--- START OF Passage shown ---

Thursday, 22 July 2010

Being rude saves me several hours a week

At least once a day, I get some kind of email newsletter sent through to me. I have not spoken with the sender in years, and I don’t actually read the content. The email will last less than ten seconds in my inbox before being consigned to the watery depths of my recycle bin. Incidentally, how politically correct is that? It’s not a recycling bin – it’s the trash. It’s not like my deleted files are going to be remade into something more useful is it?

Here’s the thing. Each one of these emails has an unsubscribe option down the bottom, but I don’t want to click on it. It’s not because I believe that, at some point, they might send me something useful – I mean, how would I know, because I’ve already told you that I don’t read it.

The reason I don’t unsubscribe is to spare the sender’s feelings. I don’t want someone to know that I am no longer interested in what he or she has to tell me, but I don’t want to upset them either.

Am I doing them a disservice? Absolutely. Any smart business keeps metrics on everything, and if they’re doing a mailing campaign, they want to keep track on just how many emails they’re sending out.

How proud the firm that can boast that they’ve just completed an email campaign to 50,000 recipients! Yeah, well – that’s lovely, but just how many people actually read the email and took advantage of the information or offer being shared? “We’re delighted to have had 15 new enquiries,” they say.

--- END OF Passage shown ---

Goal: Summarize the blog post on unsubscribing from email newsletters in two sentences. The material is not needed to work with this blog post.

--- START OF Entries ---

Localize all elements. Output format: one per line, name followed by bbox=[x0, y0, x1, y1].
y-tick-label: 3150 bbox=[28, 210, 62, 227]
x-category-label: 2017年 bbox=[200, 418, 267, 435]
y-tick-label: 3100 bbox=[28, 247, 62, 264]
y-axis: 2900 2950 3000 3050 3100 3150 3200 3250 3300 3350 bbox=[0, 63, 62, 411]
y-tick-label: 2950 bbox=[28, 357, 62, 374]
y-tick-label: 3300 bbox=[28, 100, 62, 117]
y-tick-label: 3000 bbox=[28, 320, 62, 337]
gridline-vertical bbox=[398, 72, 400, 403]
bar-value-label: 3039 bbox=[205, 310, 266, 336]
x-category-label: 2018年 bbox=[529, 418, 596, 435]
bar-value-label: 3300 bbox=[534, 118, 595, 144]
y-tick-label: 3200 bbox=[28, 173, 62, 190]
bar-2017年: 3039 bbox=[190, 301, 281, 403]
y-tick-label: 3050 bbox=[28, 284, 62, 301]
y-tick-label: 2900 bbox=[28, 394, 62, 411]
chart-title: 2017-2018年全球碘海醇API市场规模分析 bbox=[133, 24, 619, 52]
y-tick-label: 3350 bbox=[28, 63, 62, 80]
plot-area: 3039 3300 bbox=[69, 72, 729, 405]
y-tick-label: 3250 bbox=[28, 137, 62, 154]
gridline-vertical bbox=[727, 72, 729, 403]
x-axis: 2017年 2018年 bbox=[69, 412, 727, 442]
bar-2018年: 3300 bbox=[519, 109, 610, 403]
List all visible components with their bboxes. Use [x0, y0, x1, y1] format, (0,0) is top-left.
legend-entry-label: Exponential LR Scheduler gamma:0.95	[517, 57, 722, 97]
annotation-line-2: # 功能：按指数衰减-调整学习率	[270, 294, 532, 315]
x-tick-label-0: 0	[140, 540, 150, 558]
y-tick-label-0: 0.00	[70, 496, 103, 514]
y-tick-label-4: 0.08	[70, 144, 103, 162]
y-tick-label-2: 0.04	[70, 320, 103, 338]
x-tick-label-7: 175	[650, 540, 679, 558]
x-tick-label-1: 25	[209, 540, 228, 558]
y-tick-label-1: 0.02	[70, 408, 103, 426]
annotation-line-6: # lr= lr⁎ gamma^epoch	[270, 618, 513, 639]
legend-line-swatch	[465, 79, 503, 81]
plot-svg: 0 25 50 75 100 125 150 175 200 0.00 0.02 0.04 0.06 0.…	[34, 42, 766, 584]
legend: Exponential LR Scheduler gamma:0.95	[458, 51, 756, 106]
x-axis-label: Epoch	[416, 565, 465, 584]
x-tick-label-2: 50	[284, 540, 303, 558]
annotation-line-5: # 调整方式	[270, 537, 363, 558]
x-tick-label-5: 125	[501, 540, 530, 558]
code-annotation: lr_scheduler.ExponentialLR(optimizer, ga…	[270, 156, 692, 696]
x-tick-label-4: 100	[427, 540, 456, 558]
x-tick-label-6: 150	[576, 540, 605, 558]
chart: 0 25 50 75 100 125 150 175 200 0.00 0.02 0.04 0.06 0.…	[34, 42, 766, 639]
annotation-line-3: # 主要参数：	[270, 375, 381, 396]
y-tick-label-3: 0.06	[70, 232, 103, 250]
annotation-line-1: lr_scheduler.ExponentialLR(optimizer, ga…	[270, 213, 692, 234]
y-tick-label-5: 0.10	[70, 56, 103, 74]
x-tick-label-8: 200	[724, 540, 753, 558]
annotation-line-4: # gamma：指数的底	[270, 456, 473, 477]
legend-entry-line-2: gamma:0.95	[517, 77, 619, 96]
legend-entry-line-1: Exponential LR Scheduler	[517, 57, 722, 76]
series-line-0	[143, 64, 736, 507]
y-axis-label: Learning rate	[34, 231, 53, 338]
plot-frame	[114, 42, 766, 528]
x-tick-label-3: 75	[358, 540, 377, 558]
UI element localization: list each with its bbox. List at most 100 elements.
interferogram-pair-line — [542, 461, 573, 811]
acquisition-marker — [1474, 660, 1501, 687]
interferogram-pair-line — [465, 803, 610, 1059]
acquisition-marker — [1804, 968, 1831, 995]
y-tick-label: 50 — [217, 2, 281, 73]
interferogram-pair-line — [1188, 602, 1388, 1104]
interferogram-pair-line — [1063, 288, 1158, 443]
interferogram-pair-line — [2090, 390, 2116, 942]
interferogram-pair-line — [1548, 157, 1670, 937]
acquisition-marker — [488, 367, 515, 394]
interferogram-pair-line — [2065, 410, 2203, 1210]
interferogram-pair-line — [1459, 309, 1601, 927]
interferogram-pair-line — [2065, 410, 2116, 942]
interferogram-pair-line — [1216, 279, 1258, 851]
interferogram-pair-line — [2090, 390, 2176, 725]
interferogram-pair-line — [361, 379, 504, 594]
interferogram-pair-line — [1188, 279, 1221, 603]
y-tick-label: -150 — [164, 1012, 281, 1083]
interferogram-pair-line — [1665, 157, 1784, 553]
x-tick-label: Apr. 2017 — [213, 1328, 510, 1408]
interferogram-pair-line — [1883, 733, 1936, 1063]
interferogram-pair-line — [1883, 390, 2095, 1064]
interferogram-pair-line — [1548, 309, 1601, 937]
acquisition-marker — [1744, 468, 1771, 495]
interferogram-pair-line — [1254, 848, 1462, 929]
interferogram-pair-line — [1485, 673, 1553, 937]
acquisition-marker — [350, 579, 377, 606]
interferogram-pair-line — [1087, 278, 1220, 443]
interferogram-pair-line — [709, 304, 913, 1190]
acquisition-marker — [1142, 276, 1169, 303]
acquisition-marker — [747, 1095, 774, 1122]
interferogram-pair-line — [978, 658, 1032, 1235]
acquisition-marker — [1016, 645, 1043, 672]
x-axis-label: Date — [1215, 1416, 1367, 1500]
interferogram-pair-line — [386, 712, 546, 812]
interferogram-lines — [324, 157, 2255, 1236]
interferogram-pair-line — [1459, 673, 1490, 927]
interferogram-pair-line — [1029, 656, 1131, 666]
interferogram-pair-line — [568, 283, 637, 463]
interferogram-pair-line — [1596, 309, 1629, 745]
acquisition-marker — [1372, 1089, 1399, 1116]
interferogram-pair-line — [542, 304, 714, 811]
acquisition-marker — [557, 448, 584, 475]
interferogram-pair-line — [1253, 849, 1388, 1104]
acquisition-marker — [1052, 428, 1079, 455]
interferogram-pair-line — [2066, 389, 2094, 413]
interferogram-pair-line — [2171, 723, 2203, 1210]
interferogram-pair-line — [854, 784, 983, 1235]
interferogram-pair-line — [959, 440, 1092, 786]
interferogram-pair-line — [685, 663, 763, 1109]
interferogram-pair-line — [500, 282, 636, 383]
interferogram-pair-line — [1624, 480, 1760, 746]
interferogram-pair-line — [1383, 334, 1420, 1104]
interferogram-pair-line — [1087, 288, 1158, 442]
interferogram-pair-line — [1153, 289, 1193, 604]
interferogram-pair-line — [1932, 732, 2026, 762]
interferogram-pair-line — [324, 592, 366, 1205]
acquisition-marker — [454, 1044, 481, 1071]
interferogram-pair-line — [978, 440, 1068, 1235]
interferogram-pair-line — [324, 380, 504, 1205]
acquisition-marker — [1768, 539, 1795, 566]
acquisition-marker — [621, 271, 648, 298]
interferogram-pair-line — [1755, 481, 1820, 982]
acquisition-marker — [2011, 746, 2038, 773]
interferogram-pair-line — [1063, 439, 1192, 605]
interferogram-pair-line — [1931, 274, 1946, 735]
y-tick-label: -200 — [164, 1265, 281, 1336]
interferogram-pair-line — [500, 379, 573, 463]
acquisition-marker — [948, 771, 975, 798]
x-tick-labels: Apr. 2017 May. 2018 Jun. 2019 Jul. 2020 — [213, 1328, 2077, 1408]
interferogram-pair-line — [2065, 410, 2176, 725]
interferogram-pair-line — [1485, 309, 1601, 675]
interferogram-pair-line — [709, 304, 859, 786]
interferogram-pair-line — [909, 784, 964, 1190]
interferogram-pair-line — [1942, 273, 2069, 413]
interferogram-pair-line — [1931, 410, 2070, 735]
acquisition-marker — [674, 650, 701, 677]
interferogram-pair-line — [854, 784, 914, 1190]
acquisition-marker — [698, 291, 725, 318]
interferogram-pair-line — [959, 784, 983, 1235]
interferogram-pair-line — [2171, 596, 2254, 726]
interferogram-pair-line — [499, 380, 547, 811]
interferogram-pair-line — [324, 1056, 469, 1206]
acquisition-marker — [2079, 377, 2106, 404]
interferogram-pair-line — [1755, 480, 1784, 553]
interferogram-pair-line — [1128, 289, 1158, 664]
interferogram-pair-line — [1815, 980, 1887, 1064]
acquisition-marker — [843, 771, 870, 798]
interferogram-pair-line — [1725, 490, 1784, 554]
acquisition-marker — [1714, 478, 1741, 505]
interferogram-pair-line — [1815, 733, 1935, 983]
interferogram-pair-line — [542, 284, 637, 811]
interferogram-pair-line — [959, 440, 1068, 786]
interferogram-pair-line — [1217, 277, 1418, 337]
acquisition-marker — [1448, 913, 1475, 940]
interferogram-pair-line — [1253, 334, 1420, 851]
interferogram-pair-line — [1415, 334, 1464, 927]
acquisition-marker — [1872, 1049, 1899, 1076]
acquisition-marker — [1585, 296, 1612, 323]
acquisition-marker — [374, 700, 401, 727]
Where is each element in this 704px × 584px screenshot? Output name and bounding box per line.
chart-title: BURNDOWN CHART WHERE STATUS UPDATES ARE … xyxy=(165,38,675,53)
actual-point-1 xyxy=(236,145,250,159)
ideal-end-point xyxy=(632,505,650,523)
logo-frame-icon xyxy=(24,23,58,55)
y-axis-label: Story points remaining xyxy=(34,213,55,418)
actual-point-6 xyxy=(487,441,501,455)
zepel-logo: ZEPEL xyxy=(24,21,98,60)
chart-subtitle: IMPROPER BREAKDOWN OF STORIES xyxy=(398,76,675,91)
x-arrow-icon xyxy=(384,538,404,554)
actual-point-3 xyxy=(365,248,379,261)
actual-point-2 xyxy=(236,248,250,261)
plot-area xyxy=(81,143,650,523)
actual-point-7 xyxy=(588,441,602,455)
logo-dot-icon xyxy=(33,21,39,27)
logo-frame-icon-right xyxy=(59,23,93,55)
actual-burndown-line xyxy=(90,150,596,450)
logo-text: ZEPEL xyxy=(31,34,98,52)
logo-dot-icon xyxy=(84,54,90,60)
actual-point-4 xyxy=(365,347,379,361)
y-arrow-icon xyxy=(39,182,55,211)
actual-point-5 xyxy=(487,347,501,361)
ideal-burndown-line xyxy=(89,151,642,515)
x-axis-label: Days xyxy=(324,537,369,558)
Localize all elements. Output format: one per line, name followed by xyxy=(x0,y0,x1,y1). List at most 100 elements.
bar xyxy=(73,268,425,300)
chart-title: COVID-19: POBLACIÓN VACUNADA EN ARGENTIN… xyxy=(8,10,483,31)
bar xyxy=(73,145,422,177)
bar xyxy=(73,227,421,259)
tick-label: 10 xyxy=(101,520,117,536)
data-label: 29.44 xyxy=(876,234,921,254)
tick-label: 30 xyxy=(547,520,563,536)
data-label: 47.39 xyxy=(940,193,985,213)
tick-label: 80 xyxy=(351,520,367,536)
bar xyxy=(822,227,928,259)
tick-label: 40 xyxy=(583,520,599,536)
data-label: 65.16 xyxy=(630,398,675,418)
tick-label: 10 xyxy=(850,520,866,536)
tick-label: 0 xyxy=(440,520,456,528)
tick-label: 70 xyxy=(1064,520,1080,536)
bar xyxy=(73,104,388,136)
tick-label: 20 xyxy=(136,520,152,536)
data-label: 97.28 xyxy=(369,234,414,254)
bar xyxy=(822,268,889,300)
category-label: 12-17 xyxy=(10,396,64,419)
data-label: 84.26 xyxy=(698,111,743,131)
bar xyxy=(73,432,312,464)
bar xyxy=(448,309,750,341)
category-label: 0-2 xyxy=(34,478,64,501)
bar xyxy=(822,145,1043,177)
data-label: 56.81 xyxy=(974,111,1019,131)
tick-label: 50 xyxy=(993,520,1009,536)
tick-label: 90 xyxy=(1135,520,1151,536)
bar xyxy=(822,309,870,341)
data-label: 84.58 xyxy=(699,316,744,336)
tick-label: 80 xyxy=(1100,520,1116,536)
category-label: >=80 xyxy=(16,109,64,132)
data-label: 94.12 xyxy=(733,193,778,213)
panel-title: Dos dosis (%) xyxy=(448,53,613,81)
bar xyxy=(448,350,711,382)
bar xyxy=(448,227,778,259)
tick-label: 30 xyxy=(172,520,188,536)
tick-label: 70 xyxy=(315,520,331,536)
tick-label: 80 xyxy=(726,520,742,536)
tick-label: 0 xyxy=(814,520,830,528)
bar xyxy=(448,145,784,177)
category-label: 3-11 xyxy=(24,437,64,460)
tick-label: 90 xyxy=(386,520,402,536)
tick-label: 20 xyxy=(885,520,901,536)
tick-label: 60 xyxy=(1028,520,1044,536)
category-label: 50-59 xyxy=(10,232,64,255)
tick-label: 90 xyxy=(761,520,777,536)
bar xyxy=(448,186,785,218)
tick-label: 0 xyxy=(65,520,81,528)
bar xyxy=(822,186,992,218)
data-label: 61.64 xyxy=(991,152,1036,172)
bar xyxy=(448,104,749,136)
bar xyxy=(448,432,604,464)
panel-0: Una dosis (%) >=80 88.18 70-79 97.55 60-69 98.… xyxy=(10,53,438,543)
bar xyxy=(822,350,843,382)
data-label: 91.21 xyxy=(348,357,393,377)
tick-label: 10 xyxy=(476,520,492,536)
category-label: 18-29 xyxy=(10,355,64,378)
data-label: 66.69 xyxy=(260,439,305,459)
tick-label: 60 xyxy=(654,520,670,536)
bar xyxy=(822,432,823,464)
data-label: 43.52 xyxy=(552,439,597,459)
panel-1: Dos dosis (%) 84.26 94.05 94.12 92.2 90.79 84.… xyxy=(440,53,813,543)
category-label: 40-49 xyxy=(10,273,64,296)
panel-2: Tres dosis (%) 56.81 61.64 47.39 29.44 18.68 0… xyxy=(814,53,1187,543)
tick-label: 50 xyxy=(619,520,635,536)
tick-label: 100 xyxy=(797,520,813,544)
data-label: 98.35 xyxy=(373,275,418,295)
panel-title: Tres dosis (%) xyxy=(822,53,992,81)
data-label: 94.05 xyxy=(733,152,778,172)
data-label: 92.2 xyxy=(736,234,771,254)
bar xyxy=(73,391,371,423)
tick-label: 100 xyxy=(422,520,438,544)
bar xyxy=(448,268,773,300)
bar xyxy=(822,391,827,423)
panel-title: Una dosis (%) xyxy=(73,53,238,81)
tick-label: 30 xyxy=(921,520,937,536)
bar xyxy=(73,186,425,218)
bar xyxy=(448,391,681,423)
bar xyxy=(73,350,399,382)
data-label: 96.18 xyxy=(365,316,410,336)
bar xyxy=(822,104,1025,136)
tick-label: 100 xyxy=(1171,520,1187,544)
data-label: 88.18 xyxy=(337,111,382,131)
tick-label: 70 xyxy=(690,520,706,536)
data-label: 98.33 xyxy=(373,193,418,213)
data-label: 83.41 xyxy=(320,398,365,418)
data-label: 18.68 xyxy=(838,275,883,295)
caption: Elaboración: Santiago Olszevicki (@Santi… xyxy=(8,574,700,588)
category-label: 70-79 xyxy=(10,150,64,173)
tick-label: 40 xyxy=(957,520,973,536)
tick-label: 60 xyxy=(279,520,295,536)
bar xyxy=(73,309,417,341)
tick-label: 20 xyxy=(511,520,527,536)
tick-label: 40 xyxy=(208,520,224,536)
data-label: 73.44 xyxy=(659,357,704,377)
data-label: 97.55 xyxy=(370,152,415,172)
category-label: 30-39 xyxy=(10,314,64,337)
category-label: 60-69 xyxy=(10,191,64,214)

--- END OF Entries ---

Finished answer: The writer receives an email newsletter at least once a day from senders not spoken with in years, does not read them, and deletes each within ten seconds. The writer skips the unsubscribe option to spare the senders' feelings, while admitting this does them a disservice because businesses keep metrics on their mailing campaigns.